Stated task: Repeat each line of the material below exactly as it appears, minus any pictures.

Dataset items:
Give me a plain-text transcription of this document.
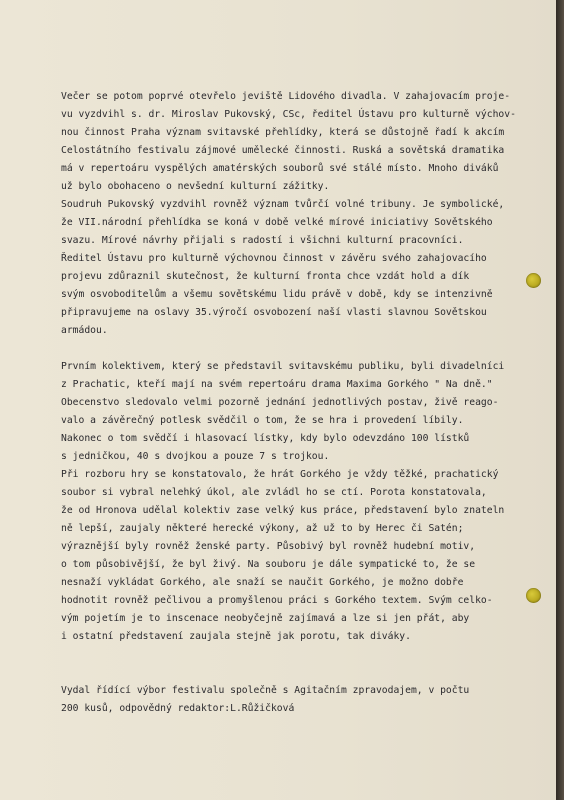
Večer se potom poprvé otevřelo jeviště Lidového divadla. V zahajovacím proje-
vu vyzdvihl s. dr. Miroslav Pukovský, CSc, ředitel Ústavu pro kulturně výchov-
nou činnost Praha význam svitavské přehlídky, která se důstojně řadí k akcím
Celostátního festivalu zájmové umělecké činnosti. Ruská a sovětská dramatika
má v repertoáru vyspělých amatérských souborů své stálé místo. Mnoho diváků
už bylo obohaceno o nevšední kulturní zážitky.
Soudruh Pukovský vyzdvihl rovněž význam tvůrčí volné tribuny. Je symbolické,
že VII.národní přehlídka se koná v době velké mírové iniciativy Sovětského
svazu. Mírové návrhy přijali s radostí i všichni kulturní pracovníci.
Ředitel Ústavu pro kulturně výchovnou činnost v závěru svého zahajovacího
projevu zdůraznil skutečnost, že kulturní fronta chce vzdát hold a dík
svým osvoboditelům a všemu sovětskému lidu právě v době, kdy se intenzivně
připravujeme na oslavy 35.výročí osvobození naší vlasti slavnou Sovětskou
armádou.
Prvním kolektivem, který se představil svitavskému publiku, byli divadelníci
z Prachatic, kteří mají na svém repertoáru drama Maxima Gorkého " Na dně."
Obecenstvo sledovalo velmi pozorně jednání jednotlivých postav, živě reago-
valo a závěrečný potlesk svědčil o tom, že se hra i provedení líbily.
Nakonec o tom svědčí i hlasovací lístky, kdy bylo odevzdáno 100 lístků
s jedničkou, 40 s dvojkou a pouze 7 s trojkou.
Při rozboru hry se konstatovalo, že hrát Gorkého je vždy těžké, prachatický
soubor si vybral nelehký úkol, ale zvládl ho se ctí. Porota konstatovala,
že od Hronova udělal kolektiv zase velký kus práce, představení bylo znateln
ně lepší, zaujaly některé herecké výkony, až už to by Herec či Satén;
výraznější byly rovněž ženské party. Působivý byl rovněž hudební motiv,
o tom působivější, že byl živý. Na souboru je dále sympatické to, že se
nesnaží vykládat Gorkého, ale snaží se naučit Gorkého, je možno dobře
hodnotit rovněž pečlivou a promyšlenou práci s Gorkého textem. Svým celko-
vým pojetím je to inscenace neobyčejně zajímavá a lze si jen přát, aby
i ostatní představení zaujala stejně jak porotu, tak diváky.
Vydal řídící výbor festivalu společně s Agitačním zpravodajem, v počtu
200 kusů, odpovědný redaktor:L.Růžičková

Exercise answer:
Give me a plain-text transcription of this document.
Večer se potom poprvé otevřelo jeviště Lidového divadla. V zahajovacím proje-
vu vyzdvihl s. dr. Miroslav Pukovský, CSc, ředitel Ústavu pro kulturně výchov-
nou činnost Praha význam svitavské přehlídky, která se důstojně řadí k akcím
Celostátního festivalu zájmové umělecké činnosti. Ruská a sovětská dramatika
má v repertoáru vyspělých amatérských souborů své stálé místo. Mnoho diváků
už bylo obohaceno o nevšední kulturní zážitky.
Soudruh Pukovský vyzdvihl rovněž význam tvůrčí volné tribuny. Je symbolické,
že VII.národní přehlídka se koná v době velké mírové iniciativy Sovětského
svazu. Mírové návrhy přijali s radostí i všichni kulturní pracovníci.
Ředitel Ústavu pro kulturně výchovnou činnost v závěru svého zahajovacího
projevu zdůraznil skutečnost, že kulturní fronta chce vzdát hold a dík
svým osvoboditelům a všemu sovětskému lidu právě v době, kdy se intenzivně
připravujeme na oslavy 35.výročí osvobození naší vlasti slavnou Sovětskou
armádou.
Prvním kolektivem, který se představil svitavskému publiku, byli divadelníci
z Prachatic, kteří mají na svém repertoáru drama Maxima Gorkého " Na dně."
Obecenstvo sledovalo velmi pozorně jednání jednotlivých postav, živě reago-
valo a závěrečný potlesk svědčil o tom, že se hra i provedení líbily.
Nakonec o tom svědčí i hlasovací lístky, kdy bylo odevzdáno 100 lístků
s jedničkou, 40 s dvojkou a pouze 7 s trojkou.
Při rozboru hry se konstatovalo, že hrát Gorkého je vždy těžké, prachatický
soubor si vybral nelehký úkol, ale zvládl ho se ctí. Porota konstatovala,
že od Hronova udělal kolektiv zase velký kus práce, představení bylo znateln
ně lepší, zaujaly některé herecké výkony, až už to by Herec či Satén;
výraznější byly rovněž ženské party. Působivý byl rovněž hudební motiv,
o tom působivější, že byl živý. Na souboru je dále sympatické to, že se
nesnaží vykládat Gorkého, ale snaží se naučit Gorkého, je možno dobře
hodnotit rovněž pečlivou a promyšlenou práci s Gorkého textem. Svým celko-
vým pojetím je to inscenace neobyčejně zajímavá a lze si jen přát, aby
i ostatní představení zaujala stejně jak porotu, tak diváky.
Vydal řídící výbor festivalu společně s Agitačním zpravodajem, v počtu
200 kusů, odpovědný redaktor:L.Růžičková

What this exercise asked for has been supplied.